-- start of SUPPLIED MATERIAL --

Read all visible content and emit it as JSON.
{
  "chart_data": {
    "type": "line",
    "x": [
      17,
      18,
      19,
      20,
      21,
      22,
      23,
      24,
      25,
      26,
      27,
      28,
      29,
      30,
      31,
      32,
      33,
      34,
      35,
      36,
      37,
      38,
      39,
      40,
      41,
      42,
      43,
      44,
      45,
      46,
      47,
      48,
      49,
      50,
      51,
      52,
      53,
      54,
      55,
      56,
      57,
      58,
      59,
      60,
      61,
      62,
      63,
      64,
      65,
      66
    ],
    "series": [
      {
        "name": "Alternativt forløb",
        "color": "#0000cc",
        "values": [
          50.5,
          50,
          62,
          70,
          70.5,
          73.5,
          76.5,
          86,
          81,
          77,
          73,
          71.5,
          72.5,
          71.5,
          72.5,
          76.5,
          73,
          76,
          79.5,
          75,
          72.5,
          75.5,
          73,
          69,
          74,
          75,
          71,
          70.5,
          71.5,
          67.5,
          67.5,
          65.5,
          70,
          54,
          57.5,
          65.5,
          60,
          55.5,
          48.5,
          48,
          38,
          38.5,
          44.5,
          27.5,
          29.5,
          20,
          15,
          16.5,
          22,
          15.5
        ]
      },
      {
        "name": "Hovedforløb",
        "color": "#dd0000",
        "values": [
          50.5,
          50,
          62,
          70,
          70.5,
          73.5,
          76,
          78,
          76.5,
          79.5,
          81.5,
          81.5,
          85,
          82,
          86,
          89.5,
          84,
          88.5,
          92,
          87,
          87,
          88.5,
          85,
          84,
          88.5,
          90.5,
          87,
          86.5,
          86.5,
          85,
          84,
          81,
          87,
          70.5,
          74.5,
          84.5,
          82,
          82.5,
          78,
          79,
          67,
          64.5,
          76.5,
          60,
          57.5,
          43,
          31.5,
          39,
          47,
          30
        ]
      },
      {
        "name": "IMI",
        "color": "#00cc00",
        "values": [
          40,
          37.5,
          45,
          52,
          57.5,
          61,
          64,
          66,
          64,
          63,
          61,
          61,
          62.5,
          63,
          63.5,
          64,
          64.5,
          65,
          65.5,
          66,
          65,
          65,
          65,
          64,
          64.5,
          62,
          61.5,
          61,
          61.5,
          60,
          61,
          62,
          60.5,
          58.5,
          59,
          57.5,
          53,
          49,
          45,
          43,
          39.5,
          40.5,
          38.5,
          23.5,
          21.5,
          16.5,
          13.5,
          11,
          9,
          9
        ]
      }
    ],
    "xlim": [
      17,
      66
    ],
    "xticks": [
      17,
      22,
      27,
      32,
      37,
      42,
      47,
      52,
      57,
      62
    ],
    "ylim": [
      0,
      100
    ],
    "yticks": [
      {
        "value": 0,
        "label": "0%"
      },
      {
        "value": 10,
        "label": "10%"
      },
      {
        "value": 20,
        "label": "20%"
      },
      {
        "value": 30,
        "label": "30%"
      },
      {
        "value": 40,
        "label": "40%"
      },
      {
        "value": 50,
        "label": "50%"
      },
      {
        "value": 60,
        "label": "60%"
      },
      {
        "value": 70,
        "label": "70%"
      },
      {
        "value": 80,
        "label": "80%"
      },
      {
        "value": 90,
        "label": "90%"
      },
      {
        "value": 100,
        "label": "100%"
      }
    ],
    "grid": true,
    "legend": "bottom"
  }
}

-- end of SUPPLIED MATERIAL --

--- AIM OF THE EXERCISE ---
All lines holding the word "color" should be picked out and copied.

--- REPLY TO THE EXERCISE ---
        "color": "#0000cc",
        "color": "#dd0000",
        "color": "#00cc00",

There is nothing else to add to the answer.